### [RECORDS TO USE]
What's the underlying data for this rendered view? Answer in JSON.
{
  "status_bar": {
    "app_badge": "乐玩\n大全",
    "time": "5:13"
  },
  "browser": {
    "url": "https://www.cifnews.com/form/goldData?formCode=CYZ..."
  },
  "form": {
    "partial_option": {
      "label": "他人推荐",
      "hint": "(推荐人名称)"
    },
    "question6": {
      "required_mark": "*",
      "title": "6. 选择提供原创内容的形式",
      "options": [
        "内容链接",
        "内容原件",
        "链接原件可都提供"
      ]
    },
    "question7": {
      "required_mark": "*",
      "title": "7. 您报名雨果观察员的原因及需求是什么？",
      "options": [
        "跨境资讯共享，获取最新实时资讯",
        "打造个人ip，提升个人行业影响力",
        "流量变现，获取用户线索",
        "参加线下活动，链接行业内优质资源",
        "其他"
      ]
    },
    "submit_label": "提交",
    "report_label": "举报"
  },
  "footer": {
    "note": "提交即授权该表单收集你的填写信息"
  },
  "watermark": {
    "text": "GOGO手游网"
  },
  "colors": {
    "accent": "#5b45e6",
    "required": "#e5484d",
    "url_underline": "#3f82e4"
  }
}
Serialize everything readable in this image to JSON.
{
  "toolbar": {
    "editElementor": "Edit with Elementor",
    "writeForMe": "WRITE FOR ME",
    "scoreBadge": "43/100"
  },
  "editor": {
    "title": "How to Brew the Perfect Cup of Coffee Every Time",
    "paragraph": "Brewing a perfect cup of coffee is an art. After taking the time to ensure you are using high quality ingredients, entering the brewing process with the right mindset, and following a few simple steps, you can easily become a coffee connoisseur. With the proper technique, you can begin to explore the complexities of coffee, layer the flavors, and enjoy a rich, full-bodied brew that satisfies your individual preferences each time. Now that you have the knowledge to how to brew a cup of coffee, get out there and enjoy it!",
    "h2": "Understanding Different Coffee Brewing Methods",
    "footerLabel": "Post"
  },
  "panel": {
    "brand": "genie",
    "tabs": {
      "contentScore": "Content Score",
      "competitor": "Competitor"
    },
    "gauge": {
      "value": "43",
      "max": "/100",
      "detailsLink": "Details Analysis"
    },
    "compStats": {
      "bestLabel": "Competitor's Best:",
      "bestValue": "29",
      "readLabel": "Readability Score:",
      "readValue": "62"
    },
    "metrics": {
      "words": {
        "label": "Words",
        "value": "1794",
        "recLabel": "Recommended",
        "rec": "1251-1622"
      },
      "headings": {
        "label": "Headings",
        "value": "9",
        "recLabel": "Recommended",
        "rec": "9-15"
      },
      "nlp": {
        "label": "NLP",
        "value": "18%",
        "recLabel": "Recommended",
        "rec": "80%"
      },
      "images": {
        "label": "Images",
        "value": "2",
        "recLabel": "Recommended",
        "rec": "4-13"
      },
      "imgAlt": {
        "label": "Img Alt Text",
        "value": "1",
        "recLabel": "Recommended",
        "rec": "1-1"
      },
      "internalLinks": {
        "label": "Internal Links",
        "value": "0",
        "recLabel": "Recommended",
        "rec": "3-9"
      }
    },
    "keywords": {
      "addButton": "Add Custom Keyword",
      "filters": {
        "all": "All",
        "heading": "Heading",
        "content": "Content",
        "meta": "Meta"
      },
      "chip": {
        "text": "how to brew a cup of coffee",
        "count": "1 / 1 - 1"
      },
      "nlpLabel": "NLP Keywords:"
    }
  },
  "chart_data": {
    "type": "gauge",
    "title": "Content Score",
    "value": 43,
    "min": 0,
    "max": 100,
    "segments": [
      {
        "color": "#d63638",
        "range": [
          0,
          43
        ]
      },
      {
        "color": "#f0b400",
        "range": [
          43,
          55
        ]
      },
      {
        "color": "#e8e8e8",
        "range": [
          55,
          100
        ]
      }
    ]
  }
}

### [STATED GOAL]
Copy all the records above exactly, missing none.

### [EXERCISE OUTPUT]
What's the underlying data for this rendered view? Answer in JSON.
{
  "status_bar": {
    "app_badge": "乐玩\n大全",
    "time": "5:13"
  },
  "browser": {
    "url": "https://www.cifnews.com/form/goldData?formCode=CYZ..."
  },
  "form": {
    "partial_option": {
      "label": "他人推荐",
      "hint": "(推荐人名称)"
    },
    "question6": {
      "required_mark": "*",
      "title": "6. 选择提供原创内容的形式",
      "options": [
        "内容链接",
        "内容原件",
        "链接原件可都提供"
      ]
    },
    "question7": {
      "required_mark": "*",
      "title": "7. 您报名雨果观察员的原因及需求是什么？",
      "options": [
        "跨境资讯共享，获取最新实时资讯",
        "打造个人ip，提升个人行业影响力",
        "流量变现，获取用户线索",
        "参加线下活动，链接行业内优质资源",
        "其他"
      ]
    },
    "submit_label": "提交",
    "report_label": "举报"
  },
  "footer": {
    "note": "提交即授权该表单收集你的填写信息"
  },
  "watermark": {
    "text": "GOGO手游网"
  },
  "colors": {
    "accent": "#5b45e6",
    "required": "#e5484d",
    "url_underline": "#3f82e4"
  }
}
Serialize everything readable in this image to JSON.
{
  "toolbar": {
    "editElementor": "Edit with Elementor",
    "writeForMe": "WRITE FOR ME",
    "scoreBadge": "43/100"
  },
  "editor": {
    "title": "How to Brew the Perfect Cup of Coffee Every Time",
    "paragraph": "Brewing a perfect cup of coffee is an art. After taking the time to ensure you are using high quality ingredients, entering the brewing process with the right mindset, and following a few simple steps, you can easily become a coffee connoisseur. With the proper technique, you can begin to explore the complexities of coffee, layer the flavors, and enjoy a rich, full-bodied brew that satisfies your individual preferences each time. Now that you have the knowledge to how to brew a cup of coffee, get out there and enjoy it!",
    "h2": "Understanding Different Coffee Brewing Methods",
    "footerLabel": "Post"
  },
  "panel": {
    "brand": "genie",
    "tabs": {
      "contentScore": "Content Score",
      "competitor": "Competitor"
    },
    "gauge": {
      "value": "43",
      "max": "/100",
      "detailsLink": "Details Analysis"
    },
    "compStats": {
      "bestLabel": "Competitor's Best:",
      "bestValue": "29",
      "readLabel": "Readability Score:",
      "readValue": "62"
    },
    "metrics": {
      "words": {
        "label": "Words",
        "value": "1794",
        "recLabel": "Recommended",
        "rec": "1251-1622"
      },
      "headings": {
        "label": "Headings",
        "value": "9",
        "recLabel": "Recommended",
        "rec": "9-15"
      },
      "nlp": {
        "label": "NLP",
        "value": "18%",
        "recLabel": "Recommended",
        "rec": "80%"
      },
      "images": {
        "label": "Images",
        "value": "2",
        "recLabel": "Recommended",
        "rec": "4-13"
      },
      "imgAlt": {
        "label": "Img Alt Text",
        "value": "1",
        "recLabel": "Recommended",
        "rec": "1-1"
      },
      "internalLinks": {
        "label": "Internal Links",
        "value": "0",
        "recLabel": "Recommended",
        "rec": "3-9"
      }
    },
    "keywords": {
      "addButton": "Add Custom Keyword",
      "filters": {
        "all": "All",
        "heading": "Heading",
        "content": "Content",
        "meta": "Meta"
      },
      "chip": {
        "text": "how to brew a cup of coffee",
        "count": "1 / 1 - 1"
      },
      "nlpLabel": "NLP Keywords:"
    }
  },
  "chart_data": {
    "type": "gauge",
    "title": "Content Score",
    "value": 43,
    "min": 0,
    "max": 100,
    "segments": [
      {
        "color": "#d63638",
        "range": [
          0,
          43
        ]
      },
      {
        "color": "#f0b400",
        "range": [
          43,
          55
        ]
      },
      {
        "color": "#e8e8e8",
        "range": [
          55,
          100
        ]
      }
    ]
  }
}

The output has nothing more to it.